start

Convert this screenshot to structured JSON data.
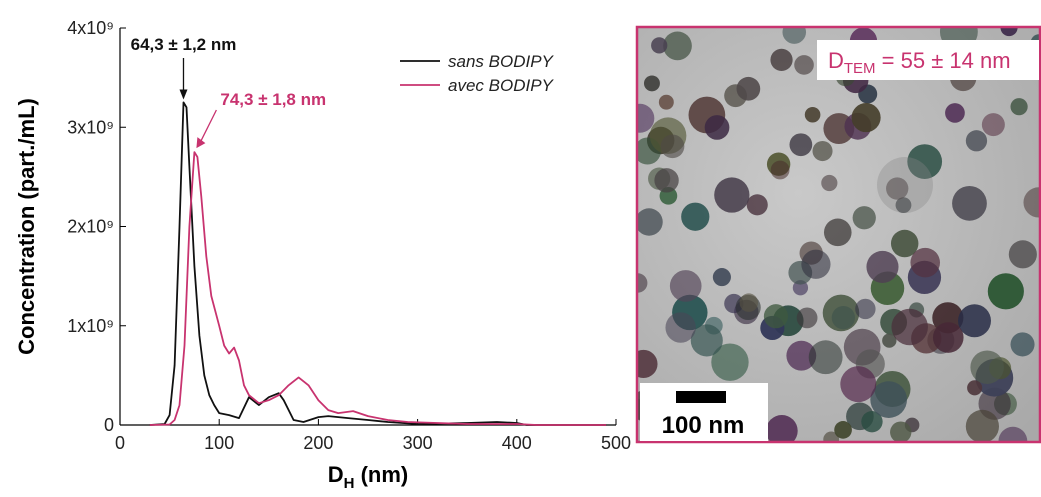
{
  "chart_data": {
    "type": "line",
    "y_label": "Concentration (part./mL)",
    "x_label": {
      "main": "D",
      "sub": "H",
      "rest": " (nm)"
    },
    "xlim": [
      0,
      500
    ],
    "xticks": [
      0,
      100,
      200,
      300,
      400,
      500
    ],
    "ylim": [
      0,
      4000000000
    ],
    "yticks": [
      0,
      {
        "value": 1000000000,
        "label": "1x10⁹"
      },
      {
        "value": 2000000000,
        "label": "2x10⁹"
      },
      {
        "value": 3000000000,
        "label": "3x10⁹"
      },
      {
        "value": 4000000000,
        "label": "4x10⁹"
      }
    ],
    "legend": "top-right",
    "annotations": [
      "64,3 ± 1,2 nm",
      "74,3 ± 1,8 nm"
    ],
    "series": [
      {
        "name": "sans BODIPY",
        "color": "#111111",
        "x": [
          30,
          45,
          50,
          55,
          60,
          64,
          67,
          70,
          75,
          80,
          85,
          90,
          95,
          100,
          110,
          120,
          130,
          140,
          150,
          160,
          165,
          175,
          185,
          200,
          210,
          230,
          250,
          270,
          300,
          350,
          380,
          400,
          410,
          450,
          490
        ],
        "values": [
          0,
          10000000,
          100000000,
          600000000,
          2000000000,
          3250000000,
          3200000000,
          2600000000,
          1600000000,
          900000000,
          500000000,
          300000000,
          200000000,
          120000000,
          100000000,
          70000000,
          280000000,
          200000000,
          280000000,
          320000000,
          250000000,
          50000000,
          30000000,
          80000000,
          90000000,
          70000000,
          50000000,
          30000000,
          10000000,
          20000000,
          30000000,
          20000000,
          0,
          0,
          0
        ]
      },
      {
        "name": "avec BODIPY",
        "color": "#c8336f",
        "x": [
          30,
          50,
          55,
          60,
          65,
          70,
          75,
          78,
          82,
          87,
          92,
          100,
          105,
          110,
          115,
          120,
          125,
          130,
          140,
          150,
          160,
          170,
          180,
          190,
          200,
          210,
          220,
          235,
          250,
          270,
          290,
          320,
          350,
          400,
          420,
          450,
          490
        ],
        "values": [
          0,
          5000000,
          50000000,
          200000000,
          800000000,
          2000000000,
          2750000000,
          2700000000,
          2300000000,
          1700000000,
          1300000000,
          1000000000,
          800000000,
          720000000,
          780000000,
          650000000,
          400000000,
          300000000,
          220000000,
          250000000,
          300000000,
          400000000,
          480000000,
          400000000,
          250000000,
          150000000,
          120000000,
          140000000,
          90000000,
          50000000,
          30000000,
          20000000,
          10000000,
          10000000,
          0,
          0,
          0
        ]
      }
    ]
  },
  "image_panel": {
    "label": {
      "main": "D",
      "sub": "TEM",
      "rest": " = 55 ± 14 nm"
    },
    "scale_bar": "100 nm"
  }
}
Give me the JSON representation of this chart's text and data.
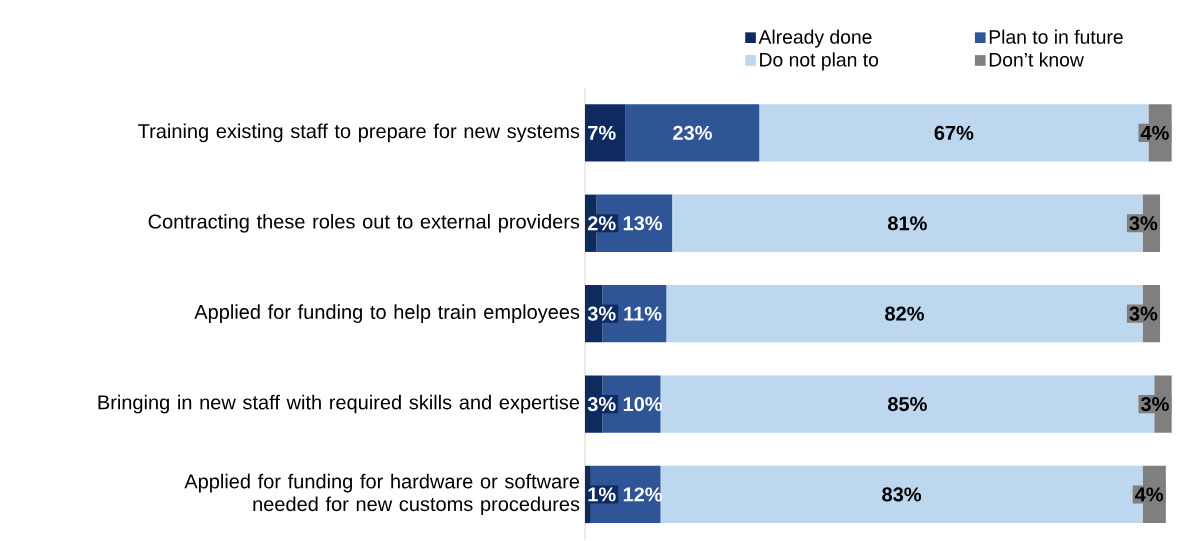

end

The word "JSON" appears in how many lines of the data? Answer with only the number.

WRITTEN SOLUTION: 2